What you have to do: Rewrite the stretch of the WWD fashion news text from "The New York City cultural" through "museum’s entire space.", changing "entire" to "whole".

Text extract:
◇ ◇ ◇

Fashion

Rowley’s Latest Collection, William Klein’s New Show – WWD


FIND A CHAIR: On Thursday night, designer Cynthia Rowley showcased her latest collection with an interactive presentation of musical chairs at Lotte New York Palace’s Villiard Ballroom. While the designer opted out of presenting her fall collection during New York Fashion Week, she still wanted to host a fun event to reveal a collection of new styles, which are set to release this summer.

“Eighty girls and guys — 80 original looks. It’s almost an all-new collection; the guys are wearing our cardigans and pajamas,” Rowley said of each attendees’ outfit, all of whom the designer dressed for the event. Approximately 60 of the evening’s looks — ranging from voluminous and playful, girly dresses of varying lengths to tunics over pants and more — were noted to be from her latest collection.

“When everyone’s walking around, it’s like a runway show,” Rowley said of the fashionable game, which was followed by a dinner party set with floral blooms from McQueens Flowers and faux colorful tiered cakes. — EMILY MERCER


WORTH THE WAIT:
At 93, the multidimensional artist William Klein is about to get his professional day in the sun this summer with a major retrospective at the International Center of Photography.

The New York City cultural destination will showcase Klein’s fashion, street and other photography, as well as some of his paintings and films starting on June 3 and running through Sept. 12. “William Klein: YES; Photographs Paintings, Films, 1948-2013” will occupy the downtown museum’s entire space.

The New York City-born Klein got his start as a studio assistant for Fernand Léger in Paris in 1948. Trained as a painter, Klein became more widely recognized for his fashion and street photography in the mid-’50s and returned to it in the late ’80s. His fashion shots were featured prominently in Vogue and in a few books including “Life Is Good and Good for You in New York.” The retrospective will feature black-and-white images of Harlem’s street scene in the ’50s and a shot from “Nina and Simone, Piazza di Spagna, Rome, 1958.” There will also be a 2005 convivial group image that Klein shot of Marc Jacobs and friends.

William Klein, Nina and Simone, Piazza di Spagna, Rome, 1958. © William Klein

William Klein, Nina and Simone, Piazza di Spagna, Rome, 1958. © William Klein
©William Klein/Courtesy of ICP

Klein once told WWD, “I find it satisfying that what I’ve done in photography has had so much influence on how people take photographs and what they look at and how they look at things. Fashion photography I couldn’t care less. I did it for money and for all the possibilities of developing my skills technically.”

William Klein, Antonia and Yellow Taxi, New York, 1962. © William Klein

William Klein, Antonia and Yellow Taxi, New York, 1962. © William Klein
©William Klein/Courtesy of ICP

Klein has resided in Paris for most of his life. Some of his early work will be among the 200-plus pieces on view, as well as more recent images from a 2013 Brooklyn shoot.

◇ ◇ ◇

Data records:
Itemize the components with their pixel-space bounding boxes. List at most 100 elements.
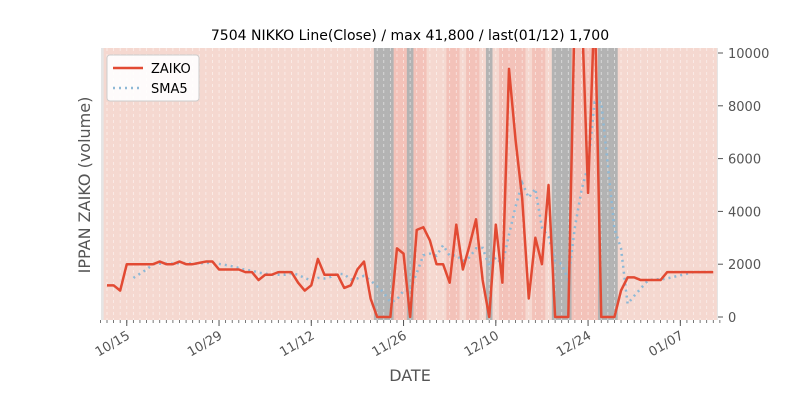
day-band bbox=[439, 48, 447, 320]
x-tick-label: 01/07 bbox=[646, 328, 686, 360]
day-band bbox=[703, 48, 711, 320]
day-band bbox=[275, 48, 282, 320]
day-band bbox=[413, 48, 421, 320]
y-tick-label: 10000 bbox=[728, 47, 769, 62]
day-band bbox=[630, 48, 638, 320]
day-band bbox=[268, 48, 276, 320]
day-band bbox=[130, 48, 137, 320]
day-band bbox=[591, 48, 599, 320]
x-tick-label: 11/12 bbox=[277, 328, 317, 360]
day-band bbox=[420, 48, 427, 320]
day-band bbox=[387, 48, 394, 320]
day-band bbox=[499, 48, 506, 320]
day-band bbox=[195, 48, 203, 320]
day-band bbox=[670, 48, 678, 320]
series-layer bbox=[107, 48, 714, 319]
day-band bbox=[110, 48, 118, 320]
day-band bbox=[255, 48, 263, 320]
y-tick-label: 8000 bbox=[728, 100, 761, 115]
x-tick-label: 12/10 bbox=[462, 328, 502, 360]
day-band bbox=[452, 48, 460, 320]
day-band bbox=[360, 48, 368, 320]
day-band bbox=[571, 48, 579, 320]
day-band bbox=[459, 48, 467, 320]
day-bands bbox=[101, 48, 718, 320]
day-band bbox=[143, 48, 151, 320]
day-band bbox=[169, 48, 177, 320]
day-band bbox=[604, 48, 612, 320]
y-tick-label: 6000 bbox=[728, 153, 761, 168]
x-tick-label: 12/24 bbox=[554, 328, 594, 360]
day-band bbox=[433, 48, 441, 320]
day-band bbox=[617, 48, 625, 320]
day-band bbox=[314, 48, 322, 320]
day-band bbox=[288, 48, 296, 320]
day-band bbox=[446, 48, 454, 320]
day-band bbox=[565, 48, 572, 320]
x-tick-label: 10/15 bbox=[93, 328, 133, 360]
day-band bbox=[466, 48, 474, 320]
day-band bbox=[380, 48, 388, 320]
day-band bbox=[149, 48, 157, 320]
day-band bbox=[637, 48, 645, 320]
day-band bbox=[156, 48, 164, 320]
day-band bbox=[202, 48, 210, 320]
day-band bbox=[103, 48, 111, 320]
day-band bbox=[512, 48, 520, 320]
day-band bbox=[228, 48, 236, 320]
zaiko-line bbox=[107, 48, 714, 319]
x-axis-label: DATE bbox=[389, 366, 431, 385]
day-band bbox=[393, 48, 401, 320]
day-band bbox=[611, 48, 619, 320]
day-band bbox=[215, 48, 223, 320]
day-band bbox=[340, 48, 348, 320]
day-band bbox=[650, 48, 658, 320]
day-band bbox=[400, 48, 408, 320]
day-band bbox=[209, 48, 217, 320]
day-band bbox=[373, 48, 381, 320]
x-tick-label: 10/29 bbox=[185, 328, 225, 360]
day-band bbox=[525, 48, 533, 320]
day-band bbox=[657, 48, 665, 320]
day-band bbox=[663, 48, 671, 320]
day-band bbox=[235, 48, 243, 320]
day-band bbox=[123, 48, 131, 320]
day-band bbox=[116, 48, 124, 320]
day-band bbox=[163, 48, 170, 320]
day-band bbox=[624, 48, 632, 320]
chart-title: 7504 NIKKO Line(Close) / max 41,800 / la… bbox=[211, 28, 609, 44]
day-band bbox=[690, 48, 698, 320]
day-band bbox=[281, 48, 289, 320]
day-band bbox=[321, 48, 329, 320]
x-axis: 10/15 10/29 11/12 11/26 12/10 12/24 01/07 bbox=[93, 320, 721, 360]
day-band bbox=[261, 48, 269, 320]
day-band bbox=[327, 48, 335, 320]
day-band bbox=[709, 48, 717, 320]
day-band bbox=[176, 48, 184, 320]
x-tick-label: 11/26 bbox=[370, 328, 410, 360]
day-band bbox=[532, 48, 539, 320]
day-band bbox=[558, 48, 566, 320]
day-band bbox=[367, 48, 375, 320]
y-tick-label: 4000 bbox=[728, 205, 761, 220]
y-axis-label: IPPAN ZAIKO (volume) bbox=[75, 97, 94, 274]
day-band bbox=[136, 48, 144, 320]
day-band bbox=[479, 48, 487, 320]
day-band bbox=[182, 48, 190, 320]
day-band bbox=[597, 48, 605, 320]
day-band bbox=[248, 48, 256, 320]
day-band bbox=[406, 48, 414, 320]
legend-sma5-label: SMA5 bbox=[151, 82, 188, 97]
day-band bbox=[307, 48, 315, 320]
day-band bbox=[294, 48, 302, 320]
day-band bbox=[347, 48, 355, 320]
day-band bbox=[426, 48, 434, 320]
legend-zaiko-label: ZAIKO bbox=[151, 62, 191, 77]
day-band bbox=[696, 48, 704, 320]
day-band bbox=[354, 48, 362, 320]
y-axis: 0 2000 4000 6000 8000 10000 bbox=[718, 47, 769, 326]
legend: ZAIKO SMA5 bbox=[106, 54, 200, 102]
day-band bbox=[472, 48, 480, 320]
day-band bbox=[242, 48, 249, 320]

◇ ◇ ◇

Exercise answer:
The New York City cultural destination will showcase Klein’s fashion, street and other photography, as well as some of his paintings and films starting on June 3 and running through Sept. 12. “William Klein: YES; Photographs Paintings, Films, 1948-2013” will occupy the downtown museum’s whole space.